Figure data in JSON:

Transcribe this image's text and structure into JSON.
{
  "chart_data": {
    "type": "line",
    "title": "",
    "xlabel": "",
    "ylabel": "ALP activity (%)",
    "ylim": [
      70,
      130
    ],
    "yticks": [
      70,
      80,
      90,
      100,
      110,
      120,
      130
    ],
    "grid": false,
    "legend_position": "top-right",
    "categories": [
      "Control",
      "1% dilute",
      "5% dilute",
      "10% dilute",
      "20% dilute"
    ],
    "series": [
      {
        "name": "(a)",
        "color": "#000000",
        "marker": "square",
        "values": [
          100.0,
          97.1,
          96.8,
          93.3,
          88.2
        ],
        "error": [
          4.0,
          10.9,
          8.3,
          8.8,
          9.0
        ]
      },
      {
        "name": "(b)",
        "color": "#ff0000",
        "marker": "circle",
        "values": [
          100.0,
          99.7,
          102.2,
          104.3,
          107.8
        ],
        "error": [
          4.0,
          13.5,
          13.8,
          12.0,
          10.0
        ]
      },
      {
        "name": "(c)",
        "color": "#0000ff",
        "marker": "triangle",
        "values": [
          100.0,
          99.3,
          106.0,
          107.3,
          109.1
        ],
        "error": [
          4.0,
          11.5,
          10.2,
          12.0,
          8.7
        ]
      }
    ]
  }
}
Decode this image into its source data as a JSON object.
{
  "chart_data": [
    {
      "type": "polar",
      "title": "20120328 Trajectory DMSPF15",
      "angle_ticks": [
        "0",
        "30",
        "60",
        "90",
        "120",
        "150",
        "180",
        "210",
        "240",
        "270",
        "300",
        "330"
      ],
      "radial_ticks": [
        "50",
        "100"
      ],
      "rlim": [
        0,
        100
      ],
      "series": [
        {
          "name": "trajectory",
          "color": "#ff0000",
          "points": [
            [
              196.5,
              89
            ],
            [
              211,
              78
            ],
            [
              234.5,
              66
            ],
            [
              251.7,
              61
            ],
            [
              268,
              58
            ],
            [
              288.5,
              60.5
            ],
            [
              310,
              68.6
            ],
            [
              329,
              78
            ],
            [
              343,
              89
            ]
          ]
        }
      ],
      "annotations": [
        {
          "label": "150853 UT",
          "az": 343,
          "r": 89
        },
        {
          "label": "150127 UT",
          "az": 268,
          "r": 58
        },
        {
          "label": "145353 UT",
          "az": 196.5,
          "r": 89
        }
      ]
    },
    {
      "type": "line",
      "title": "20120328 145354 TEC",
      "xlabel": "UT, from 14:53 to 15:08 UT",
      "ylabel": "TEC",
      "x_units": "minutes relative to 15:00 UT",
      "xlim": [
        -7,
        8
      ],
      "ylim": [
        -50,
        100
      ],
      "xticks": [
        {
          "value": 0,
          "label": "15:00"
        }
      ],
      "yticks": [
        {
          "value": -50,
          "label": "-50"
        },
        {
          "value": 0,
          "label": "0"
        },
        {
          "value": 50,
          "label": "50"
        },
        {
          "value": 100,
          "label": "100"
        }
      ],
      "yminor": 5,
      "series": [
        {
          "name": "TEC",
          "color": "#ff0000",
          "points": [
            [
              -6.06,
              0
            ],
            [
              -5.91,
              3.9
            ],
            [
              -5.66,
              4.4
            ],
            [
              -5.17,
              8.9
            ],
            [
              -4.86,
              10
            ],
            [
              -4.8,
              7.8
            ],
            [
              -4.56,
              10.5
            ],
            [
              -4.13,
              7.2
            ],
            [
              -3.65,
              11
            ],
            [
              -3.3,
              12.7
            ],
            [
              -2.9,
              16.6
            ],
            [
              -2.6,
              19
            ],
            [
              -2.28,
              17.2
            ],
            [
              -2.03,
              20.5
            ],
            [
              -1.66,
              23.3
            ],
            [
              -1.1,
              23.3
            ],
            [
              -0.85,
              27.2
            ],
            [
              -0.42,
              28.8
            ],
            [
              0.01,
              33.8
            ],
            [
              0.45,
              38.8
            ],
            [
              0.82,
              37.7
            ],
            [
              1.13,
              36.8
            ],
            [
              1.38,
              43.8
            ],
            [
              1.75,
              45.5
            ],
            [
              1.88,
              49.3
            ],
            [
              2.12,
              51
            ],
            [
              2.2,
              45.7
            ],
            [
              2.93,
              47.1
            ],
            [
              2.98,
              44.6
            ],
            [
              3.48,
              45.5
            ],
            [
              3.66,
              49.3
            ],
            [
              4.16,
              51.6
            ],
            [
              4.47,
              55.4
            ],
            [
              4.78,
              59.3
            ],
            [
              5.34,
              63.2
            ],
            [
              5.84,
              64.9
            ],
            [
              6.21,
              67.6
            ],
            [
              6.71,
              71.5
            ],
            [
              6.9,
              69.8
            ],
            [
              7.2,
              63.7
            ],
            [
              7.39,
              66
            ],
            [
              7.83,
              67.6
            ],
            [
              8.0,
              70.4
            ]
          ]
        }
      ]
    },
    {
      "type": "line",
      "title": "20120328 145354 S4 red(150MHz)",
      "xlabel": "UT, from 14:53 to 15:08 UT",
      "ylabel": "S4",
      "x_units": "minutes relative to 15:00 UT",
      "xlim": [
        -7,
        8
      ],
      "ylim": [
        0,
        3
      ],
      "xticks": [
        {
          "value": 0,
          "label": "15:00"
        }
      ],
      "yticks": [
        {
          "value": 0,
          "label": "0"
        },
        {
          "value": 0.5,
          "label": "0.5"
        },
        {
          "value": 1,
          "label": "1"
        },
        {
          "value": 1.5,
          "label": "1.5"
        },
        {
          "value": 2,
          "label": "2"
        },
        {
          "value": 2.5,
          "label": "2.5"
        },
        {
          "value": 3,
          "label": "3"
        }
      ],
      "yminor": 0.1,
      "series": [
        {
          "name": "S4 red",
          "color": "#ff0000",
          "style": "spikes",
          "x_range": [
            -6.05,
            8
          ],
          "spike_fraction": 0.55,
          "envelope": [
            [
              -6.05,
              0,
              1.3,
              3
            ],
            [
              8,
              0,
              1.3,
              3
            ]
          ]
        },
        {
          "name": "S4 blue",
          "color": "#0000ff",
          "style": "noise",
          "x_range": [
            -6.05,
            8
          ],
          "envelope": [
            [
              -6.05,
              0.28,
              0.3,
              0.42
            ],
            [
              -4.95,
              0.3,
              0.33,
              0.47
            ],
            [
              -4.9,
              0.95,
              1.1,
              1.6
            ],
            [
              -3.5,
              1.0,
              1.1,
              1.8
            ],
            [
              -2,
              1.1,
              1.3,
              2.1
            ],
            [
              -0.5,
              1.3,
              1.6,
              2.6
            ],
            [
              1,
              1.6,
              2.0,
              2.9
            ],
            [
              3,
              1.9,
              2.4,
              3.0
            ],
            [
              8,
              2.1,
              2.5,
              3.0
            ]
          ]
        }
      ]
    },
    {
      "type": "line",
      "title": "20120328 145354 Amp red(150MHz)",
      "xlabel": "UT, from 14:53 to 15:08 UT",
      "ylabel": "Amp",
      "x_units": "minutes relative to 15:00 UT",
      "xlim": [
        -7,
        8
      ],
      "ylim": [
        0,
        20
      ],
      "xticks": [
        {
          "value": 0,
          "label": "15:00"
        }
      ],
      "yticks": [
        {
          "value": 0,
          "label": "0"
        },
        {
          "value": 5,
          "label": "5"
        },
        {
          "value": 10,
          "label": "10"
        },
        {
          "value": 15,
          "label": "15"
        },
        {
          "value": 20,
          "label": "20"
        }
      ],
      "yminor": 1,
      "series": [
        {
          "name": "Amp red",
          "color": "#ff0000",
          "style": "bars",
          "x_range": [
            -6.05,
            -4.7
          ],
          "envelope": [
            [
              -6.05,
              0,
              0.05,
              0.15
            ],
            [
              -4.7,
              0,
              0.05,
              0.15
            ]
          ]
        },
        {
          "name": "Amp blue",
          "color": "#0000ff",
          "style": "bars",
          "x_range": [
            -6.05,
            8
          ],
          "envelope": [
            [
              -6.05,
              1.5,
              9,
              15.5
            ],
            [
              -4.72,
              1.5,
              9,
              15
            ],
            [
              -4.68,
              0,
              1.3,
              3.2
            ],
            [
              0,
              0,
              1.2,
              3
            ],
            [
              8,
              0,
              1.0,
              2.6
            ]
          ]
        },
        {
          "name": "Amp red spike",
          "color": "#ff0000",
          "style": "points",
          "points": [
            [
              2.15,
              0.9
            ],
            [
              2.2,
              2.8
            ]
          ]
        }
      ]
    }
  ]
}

• Aim: Go through the preceding material and copy each line that has the word "ylabel".

• Solution below:
    "ylabel": "ALP activity (%)",
      "ylabel": "TEC",
      "ylabel": "S4",
      "ylabel": "Amp",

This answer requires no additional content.